THE TASK: Count the lines that include the string "fish", and give only that number.

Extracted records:
──────────────────────────────
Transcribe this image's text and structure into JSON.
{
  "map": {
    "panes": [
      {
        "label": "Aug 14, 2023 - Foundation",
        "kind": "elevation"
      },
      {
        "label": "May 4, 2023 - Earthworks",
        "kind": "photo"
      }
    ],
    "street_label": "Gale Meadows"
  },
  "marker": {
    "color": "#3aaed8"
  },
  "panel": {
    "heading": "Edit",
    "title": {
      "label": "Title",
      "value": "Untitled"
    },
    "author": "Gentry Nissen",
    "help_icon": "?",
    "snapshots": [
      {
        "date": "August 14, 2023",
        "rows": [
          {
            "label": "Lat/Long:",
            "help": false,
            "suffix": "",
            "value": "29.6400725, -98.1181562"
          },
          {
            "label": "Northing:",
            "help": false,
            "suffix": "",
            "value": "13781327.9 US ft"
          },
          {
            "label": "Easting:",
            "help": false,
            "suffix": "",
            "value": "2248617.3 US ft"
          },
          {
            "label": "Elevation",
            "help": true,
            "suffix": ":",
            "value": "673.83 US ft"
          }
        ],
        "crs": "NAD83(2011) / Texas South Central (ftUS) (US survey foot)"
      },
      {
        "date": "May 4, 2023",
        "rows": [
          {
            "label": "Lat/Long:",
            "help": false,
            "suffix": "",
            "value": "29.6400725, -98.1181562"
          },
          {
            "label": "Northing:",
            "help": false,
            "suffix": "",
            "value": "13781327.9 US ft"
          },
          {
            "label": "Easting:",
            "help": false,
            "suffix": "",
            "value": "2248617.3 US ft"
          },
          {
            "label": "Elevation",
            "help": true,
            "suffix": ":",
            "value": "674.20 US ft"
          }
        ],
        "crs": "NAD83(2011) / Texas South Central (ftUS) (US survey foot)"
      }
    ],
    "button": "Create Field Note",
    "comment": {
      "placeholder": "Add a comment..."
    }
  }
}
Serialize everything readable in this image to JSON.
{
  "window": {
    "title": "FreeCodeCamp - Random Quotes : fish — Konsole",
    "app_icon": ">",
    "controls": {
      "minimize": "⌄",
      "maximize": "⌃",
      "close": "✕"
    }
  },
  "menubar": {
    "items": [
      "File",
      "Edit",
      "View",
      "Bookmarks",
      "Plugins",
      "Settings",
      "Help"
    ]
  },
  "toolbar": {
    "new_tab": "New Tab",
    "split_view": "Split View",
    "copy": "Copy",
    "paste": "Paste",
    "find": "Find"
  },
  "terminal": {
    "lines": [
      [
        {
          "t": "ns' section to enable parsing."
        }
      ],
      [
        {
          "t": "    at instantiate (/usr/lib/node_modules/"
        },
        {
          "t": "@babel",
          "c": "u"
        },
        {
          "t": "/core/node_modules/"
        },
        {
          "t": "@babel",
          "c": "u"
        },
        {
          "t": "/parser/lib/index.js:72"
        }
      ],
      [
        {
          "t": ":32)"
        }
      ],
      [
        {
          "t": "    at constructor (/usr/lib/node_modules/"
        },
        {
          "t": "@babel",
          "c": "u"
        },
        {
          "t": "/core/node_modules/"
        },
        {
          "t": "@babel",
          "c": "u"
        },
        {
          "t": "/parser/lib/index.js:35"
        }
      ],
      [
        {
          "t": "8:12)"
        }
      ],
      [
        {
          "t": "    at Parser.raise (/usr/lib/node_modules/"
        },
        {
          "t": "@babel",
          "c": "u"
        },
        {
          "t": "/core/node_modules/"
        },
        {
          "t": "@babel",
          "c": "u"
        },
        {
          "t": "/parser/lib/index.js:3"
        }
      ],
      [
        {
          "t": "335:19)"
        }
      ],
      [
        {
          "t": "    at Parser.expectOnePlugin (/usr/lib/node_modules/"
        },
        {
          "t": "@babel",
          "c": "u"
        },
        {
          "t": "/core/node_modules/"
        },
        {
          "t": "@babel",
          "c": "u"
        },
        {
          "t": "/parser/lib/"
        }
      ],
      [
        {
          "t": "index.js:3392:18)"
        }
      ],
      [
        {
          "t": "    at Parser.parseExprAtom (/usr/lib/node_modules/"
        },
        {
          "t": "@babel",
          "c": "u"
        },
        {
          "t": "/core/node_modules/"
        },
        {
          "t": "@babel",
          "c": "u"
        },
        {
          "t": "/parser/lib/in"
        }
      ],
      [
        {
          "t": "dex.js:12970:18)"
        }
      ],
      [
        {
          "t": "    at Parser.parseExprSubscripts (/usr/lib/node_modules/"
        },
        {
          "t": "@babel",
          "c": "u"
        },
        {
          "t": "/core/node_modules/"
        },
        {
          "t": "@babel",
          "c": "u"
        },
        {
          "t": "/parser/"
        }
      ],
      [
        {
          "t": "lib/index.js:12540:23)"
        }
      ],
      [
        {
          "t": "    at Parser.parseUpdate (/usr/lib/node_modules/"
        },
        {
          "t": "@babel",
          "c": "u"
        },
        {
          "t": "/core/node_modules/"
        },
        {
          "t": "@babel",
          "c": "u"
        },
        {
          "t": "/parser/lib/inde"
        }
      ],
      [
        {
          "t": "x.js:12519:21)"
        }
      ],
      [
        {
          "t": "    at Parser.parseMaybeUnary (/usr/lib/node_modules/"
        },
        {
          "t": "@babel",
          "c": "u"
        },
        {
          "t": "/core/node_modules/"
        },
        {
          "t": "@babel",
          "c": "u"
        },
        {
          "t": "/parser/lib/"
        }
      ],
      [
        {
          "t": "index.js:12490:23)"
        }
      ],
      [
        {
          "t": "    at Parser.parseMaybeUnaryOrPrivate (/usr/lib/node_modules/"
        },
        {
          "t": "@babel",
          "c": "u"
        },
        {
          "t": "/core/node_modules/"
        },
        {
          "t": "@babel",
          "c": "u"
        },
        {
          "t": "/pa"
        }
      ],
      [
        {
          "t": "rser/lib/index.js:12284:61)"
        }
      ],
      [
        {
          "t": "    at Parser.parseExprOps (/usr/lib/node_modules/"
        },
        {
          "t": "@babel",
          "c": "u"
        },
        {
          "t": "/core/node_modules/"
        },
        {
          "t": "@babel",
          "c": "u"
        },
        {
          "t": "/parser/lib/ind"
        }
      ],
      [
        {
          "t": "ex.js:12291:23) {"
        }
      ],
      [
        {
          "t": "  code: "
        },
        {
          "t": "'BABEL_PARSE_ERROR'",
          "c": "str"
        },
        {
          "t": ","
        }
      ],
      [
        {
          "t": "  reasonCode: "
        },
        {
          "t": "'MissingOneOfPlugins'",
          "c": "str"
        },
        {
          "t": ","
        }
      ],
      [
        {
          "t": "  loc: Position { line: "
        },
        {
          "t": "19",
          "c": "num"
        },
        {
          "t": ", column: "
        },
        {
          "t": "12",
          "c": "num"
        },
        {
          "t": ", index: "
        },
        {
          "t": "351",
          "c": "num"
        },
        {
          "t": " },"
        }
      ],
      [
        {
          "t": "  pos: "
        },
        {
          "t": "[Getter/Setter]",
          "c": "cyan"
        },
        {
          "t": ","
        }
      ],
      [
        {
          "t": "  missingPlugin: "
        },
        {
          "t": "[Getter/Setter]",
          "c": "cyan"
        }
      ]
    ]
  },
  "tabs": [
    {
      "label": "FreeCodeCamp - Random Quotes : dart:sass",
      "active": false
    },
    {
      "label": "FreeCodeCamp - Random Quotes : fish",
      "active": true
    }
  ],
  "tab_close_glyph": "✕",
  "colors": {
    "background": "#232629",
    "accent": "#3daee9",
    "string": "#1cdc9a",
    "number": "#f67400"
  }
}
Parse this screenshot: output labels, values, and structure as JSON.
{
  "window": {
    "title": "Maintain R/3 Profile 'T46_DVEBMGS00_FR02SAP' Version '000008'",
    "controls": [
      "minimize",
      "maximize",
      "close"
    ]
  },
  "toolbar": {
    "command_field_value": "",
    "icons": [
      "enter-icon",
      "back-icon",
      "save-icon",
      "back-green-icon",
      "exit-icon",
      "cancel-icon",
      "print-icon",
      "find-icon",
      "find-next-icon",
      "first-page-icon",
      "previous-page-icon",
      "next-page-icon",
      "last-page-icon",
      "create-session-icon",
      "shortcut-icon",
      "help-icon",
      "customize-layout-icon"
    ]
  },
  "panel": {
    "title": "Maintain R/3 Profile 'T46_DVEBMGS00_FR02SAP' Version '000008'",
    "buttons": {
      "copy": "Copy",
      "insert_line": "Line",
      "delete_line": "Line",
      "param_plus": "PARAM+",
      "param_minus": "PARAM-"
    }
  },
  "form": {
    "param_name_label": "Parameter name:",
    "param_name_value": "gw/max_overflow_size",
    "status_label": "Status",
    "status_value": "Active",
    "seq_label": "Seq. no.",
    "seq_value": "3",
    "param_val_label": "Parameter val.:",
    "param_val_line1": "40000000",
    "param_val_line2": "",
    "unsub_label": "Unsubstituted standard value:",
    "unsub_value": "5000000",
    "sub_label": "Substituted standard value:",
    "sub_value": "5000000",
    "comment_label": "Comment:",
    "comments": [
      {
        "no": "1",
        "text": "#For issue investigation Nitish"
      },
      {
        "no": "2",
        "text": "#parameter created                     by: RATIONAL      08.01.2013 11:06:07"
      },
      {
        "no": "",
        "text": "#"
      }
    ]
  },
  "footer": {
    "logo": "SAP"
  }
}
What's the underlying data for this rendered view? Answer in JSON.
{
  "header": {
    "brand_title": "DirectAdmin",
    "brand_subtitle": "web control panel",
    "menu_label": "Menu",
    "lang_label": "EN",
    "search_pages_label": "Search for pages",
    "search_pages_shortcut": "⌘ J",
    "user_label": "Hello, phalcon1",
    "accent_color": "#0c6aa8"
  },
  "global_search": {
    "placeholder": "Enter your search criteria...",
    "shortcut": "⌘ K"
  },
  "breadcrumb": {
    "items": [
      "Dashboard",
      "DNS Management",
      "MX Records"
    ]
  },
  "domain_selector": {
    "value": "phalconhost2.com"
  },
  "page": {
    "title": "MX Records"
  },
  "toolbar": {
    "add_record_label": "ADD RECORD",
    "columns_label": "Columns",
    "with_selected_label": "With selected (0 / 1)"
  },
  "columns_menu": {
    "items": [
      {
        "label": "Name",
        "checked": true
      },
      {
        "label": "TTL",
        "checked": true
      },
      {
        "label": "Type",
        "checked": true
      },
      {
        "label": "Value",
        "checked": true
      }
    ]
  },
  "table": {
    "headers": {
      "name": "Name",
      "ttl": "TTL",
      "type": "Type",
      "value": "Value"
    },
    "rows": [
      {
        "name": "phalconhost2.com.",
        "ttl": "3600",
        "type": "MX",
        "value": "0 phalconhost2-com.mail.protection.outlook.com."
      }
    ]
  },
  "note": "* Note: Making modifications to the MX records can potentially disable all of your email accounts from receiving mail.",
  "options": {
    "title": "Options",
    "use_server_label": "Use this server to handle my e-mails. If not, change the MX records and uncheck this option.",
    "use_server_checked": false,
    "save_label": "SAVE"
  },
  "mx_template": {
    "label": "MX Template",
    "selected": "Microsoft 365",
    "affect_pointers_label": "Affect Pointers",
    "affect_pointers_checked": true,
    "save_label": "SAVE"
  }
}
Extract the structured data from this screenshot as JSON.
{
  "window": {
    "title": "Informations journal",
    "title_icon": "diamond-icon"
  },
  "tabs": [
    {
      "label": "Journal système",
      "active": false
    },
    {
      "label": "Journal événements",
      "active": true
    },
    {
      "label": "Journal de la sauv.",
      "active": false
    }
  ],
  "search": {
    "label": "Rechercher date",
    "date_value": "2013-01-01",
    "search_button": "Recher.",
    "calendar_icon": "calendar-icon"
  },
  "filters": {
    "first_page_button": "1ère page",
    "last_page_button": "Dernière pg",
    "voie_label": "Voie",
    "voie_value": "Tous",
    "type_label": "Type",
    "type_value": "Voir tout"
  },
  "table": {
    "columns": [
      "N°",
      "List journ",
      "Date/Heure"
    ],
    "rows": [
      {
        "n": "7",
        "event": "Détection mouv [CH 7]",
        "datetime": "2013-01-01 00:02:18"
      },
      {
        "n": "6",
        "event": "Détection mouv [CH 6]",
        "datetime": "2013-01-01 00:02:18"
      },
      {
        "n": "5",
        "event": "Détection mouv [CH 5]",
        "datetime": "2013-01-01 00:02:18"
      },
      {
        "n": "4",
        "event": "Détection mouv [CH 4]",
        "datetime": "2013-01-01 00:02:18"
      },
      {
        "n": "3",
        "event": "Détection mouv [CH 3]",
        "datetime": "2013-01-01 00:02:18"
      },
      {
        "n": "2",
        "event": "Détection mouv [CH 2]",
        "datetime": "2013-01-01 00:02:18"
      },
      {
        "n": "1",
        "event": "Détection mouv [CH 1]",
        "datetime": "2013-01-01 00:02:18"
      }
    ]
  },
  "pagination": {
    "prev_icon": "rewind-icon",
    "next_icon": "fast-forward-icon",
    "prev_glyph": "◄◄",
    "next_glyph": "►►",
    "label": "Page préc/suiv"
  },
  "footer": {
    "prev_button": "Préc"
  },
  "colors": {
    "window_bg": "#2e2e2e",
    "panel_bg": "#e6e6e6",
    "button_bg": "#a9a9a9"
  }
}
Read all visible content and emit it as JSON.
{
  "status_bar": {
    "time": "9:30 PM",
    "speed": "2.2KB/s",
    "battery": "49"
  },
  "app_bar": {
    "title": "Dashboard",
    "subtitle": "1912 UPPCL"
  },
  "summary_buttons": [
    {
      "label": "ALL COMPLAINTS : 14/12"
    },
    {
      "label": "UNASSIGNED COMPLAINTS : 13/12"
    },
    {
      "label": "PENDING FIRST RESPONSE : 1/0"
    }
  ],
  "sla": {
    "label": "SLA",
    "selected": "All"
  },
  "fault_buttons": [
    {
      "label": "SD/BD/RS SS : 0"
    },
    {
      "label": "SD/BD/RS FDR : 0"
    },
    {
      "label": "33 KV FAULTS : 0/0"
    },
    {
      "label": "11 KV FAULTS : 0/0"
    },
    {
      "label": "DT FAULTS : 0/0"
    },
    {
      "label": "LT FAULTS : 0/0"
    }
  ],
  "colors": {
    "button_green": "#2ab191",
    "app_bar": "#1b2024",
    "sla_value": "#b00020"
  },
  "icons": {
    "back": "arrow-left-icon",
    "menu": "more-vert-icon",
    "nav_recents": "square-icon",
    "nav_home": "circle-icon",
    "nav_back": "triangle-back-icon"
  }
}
──────────────────────────────
ANSWER FOR THIS EXERCISE: 2